Work to complete:
Look through the material below for "Multiply". Copy every line that contains it.

— Begin Records for this task —

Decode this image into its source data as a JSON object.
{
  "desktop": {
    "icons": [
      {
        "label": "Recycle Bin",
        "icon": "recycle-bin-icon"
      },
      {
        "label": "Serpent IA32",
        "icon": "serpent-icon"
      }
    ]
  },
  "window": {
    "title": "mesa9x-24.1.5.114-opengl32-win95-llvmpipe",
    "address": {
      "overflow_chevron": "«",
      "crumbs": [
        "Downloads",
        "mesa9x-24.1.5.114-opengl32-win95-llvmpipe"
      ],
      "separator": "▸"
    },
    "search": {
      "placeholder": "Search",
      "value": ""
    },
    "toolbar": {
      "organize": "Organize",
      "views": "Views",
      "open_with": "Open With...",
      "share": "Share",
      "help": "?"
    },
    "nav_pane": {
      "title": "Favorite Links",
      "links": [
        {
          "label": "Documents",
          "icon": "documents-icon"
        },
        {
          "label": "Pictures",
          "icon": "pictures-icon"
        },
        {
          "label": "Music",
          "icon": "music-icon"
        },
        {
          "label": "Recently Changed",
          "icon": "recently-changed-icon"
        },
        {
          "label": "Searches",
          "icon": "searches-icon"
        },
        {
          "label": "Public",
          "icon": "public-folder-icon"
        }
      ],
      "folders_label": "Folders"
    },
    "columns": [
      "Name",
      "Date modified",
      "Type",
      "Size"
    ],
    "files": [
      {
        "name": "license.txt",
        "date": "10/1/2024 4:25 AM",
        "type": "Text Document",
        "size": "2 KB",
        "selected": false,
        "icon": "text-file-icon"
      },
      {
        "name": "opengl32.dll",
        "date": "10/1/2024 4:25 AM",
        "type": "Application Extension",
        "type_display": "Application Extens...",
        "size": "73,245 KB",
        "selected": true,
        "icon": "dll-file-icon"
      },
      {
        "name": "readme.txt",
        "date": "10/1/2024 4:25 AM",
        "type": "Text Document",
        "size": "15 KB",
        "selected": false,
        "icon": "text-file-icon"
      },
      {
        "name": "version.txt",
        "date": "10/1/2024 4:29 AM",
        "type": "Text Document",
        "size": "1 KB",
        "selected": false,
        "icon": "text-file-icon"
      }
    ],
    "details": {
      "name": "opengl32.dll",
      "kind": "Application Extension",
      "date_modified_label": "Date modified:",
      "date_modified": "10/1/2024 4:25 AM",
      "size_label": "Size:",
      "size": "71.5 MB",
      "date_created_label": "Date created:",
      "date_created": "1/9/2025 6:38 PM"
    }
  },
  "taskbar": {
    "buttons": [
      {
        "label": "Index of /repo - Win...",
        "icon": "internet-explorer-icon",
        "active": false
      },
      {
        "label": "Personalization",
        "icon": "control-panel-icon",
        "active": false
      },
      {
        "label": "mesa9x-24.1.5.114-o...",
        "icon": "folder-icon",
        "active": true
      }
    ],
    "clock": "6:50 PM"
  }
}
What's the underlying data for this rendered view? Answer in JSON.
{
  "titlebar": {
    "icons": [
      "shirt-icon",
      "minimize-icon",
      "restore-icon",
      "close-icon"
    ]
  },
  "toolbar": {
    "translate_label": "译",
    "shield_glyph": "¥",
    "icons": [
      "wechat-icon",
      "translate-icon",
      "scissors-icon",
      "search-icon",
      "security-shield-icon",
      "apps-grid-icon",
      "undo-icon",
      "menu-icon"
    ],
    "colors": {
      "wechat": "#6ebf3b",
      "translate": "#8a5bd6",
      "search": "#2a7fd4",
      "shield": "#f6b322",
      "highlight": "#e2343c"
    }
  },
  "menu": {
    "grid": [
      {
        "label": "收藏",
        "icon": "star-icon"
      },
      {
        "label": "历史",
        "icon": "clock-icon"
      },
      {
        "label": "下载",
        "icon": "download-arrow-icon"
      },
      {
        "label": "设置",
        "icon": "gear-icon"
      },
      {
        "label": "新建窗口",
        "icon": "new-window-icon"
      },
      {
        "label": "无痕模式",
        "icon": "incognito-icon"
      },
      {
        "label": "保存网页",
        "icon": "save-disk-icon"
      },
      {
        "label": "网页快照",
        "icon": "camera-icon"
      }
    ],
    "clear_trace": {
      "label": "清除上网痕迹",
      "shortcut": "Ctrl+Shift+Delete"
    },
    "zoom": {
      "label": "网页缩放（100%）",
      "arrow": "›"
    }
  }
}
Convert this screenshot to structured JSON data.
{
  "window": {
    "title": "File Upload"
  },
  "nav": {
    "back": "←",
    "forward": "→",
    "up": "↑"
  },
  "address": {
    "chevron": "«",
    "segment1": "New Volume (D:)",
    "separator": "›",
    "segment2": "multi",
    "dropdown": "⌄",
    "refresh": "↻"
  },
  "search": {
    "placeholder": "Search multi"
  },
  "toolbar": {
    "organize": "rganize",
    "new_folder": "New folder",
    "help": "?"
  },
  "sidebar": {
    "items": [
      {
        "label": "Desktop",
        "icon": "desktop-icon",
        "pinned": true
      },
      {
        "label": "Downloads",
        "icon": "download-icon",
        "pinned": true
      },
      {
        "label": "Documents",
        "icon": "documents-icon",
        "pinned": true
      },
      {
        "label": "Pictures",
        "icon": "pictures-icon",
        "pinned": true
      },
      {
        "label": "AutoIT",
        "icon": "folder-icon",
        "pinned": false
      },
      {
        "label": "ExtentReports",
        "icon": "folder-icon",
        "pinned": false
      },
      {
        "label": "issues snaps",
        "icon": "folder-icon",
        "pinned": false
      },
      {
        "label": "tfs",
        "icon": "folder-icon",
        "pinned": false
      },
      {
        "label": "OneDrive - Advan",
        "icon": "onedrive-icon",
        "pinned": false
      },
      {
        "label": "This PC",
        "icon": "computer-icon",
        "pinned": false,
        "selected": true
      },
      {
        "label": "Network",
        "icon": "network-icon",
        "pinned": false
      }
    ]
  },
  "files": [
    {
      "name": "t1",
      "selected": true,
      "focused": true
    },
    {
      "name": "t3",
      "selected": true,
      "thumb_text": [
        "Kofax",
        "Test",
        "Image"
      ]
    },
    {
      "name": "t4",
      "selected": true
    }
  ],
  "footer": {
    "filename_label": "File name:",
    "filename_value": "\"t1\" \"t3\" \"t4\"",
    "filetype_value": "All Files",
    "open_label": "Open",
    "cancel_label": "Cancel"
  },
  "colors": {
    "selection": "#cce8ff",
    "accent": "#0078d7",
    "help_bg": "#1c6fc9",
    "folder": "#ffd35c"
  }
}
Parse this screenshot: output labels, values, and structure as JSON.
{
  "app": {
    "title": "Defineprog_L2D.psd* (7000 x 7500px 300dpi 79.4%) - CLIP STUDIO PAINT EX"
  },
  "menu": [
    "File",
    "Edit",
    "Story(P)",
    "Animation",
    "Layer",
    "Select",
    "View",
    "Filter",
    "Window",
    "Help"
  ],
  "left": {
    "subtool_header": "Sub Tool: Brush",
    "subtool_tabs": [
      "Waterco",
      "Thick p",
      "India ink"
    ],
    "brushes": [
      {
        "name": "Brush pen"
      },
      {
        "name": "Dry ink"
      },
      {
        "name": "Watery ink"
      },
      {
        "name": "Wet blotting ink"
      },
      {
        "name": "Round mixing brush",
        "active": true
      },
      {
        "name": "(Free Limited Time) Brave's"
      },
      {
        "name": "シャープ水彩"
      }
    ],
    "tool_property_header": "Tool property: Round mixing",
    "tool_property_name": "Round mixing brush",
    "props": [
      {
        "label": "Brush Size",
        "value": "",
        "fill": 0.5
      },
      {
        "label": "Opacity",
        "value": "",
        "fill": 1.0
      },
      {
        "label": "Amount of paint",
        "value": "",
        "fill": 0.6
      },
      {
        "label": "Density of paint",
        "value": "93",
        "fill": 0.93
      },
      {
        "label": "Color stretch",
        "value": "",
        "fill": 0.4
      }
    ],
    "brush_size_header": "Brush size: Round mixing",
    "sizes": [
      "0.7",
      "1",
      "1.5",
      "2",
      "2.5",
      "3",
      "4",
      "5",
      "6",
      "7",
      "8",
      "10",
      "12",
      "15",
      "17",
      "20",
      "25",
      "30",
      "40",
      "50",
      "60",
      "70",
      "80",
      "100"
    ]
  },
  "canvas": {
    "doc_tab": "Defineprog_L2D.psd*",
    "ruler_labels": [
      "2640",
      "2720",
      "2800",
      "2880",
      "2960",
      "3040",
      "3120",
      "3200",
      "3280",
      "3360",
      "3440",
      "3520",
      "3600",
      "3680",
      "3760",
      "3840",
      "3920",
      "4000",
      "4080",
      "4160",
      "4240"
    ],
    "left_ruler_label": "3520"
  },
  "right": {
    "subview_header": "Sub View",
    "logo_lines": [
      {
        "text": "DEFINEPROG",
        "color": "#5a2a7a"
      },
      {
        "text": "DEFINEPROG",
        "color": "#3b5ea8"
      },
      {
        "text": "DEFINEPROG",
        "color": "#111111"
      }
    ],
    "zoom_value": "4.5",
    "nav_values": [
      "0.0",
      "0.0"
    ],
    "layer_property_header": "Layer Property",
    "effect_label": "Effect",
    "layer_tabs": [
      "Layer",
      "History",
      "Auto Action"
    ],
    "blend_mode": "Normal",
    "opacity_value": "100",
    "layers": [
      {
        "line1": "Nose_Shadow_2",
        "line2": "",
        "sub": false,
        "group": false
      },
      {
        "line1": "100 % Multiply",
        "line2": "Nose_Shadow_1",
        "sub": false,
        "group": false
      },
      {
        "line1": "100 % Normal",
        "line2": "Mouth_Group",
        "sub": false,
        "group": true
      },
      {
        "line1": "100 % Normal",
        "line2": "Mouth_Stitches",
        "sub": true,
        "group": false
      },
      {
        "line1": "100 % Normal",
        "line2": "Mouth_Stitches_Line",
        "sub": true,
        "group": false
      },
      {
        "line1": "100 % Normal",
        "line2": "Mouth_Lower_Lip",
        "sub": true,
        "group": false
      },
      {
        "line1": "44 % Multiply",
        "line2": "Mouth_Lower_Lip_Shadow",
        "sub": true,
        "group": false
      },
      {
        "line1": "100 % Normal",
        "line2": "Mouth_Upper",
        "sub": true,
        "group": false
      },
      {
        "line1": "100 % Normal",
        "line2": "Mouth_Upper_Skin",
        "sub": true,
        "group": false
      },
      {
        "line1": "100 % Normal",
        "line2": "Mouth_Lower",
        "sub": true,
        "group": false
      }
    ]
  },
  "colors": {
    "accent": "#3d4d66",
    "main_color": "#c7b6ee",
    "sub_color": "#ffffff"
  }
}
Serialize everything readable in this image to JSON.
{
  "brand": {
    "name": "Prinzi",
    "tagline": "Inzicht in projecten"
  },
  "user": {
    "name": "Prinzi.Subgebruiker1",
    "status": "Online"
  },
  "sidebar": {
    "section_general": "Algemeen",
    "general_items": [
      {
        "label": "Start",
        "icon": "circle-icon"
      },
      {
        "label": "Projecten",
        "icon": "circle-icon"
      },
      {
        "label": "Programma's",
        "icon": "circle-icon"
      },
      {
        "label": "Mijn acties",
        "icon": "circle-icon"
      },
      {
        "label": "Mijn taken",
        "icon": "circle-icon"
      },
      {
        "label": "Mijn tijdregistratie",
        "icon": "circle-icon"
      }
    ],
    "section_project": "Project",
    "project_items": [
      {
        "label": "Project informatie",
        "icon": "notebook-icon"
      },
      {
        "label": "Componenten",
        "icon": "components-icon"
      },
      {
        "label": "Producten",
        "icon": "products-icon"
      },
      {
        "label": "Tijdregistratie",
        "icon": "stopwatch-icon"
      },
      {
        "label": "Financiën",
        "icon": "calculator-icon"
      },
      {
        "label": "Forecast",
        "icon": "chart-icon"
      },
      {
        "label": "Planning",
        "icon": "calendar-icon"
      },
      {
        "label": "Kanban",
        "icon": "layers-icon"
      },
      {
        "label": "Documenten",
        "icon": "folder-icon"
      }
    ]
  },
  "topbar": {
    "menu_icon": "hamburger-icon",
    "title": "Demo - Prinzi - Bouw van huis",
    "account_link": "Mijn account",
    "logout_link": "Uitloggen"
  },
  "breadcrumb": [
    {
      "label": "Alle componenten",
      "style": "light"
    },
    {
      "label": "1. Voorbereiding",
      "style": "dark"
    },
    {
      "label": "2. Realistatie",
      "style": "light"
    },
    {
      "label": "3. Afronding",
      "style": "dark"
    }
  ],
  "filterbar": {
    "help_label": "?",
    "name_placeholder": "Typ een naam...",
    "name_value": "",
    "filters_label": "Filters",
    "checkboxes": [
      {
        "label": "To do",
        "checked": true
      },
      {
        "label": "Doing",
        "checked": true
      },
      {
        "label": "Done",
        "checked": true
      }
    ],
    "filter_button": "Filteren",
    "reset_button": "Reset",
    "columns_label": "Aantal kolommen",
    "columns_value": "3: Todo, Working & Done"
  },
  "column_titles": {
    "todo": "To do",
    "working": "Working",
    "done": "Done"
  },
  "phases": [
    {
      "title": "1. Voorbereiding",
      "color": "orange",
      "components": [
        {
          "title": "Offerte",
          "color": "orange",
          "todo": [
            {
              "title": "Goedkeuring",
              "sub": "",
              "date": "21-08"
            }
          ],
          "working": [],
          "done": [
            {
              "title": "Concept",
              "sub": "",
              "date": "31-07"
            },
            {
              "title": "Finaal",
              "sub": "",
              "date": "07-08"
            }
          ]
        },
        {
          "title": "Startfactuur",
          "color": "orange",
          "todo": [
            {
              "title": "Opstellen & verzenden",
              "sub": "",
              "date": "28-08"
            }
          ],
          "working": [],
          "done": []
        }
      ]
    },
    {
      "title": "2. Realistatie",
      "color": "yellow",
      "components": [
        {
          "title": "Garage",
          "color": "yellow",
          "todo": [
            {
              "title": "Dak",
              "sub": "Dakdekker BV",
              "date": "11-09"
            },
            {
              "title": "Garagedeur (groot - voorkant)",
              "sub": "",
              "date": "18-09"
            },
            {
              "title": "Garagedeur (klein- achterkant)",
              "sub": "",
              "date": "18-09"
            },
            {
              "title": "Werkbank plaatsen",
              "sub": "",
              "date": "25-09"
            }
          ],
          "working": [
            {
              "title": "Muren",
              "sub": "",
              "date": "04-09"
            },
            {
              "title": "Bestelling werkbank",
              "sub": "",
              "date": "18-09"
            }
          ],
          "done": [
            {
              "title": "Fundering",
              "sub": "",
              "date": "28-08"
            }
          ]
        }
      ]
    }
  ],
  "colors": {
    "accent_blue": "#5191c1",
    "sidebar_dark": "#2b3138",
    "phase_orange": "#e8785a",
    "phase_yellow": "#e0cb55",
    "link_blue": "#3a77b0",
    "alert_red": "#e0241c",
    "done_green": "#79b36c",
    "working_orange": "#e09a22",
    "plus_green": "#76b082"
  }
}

— End Records for this task —

Worked answer:
        "line1": "100 % Multiply",
        "line1": "44 % Multiply",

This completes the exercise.